#### Problem set
1. Rewrite the SAS forum thread from "Your desired output" up to and including "agegrp 1 and 2.", replacing "age group" with "age band".
2. In the SAS forum thread, what frequency does the original poster want the 5 year olds to show?
3. Name every data set that appears in the code of the accepted solution in the SAS forum thread.

━━━━━ Text extract

BookmarkSubscribeRSS Feed
🔒 This topic is solved and locked. Need further help from the community? Please sign in and ask a new question.
kneeduh
Calcite | Level 5

Hi everyone,

 

I have an age group variable that I am looking at... they have categories as follows:

Capture.PNG

 

We need to create a category of 0 to 5 years, but unfortunately 5 year olds are lumped with the 6 year olds. How do I create a variable or even a category within the same variable (AGEGRP), where the FREQUENCY is divided by 2? (we have a rationale as to why we are doing this). Such that the number of 5 year olds show up with a frequency of ~9435?

 

Thank you very much!!

 

1 ACCEPTED SOLUTION

Accepted Solutions
ballardw
Super User

See if this gets you started.

Proc freq data=raw noprint;
   tables agegrp/out=work.summary;
run;

data work.temp;
   set work.summary;
   if agegrp=2 then do;
      count5= floor(count/2);
      count6= count-count5;
      count = count5; 
      agegrp=1;
      output;
      count= count6;
      agegrp=2;
      output;
   end;
   else output;
end;

proc summary data=work.temp nway;
   class agegrp;
   var count;
   output out=want (drop= _:) sum=;
run;

/* WANT will have two variable: agegrp and the count(or frequency)
  per agegrp with the 5 years combined to the agegrp=1 and 
  agegrp=2 only the 6 year olds
  Create a new format to show agegrp=1 as 0-5, agegrp=2 as 6
*/

Proc freq data=want;
   tables agegrp;
   format agegrp thenewformat.;
   weight count;
run;

Since you haven't provided SAS variable names, data sets I'm guessing. If you don't have a sas data set then you need to read that csv.

 

Your desired output shows that at some point you have set the age group 88 to "missing" I suspect.

You will need to create a new format to show the new age group meanings for agegrp 1 and 2.

View solution in original post

10 REPLIES 10
PaigeMiller
Diamond | Level 26

@kneeduh wrote:

Hi everyone,

 

I have an age group variable that I am looking at... they have categories as follows:

Capture.PNG

 

We need to create a category of 0 to 5 years, but unfortunately 5 year olds are lumped with the 6 year olds. How do I create a variable or even a category within the same variable (AGEGRP), where the FREQUENCY is divided by 2? (we have a rationale as to why we are doing this). Such that the number of 5 year olds show up with a frequency of ~9435?

━━━━━━━━━━
━━━━━ Information supplied

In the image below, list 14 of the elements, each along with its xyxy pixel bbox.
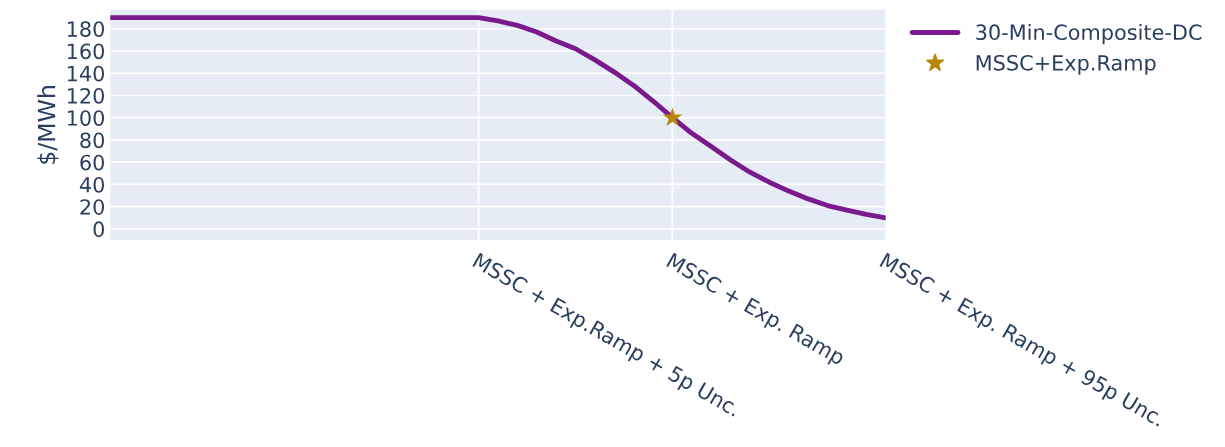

━━━━━━━━━━

#### Exercise responses
1.
Your desired output shows that at some point you have set the age band 88 to "missing" I suspect.

You will need to create a new format to show the new age band meanings for agegrp 1 and 2.

2. About 9435.

3. raw, work.summary, work.temp, want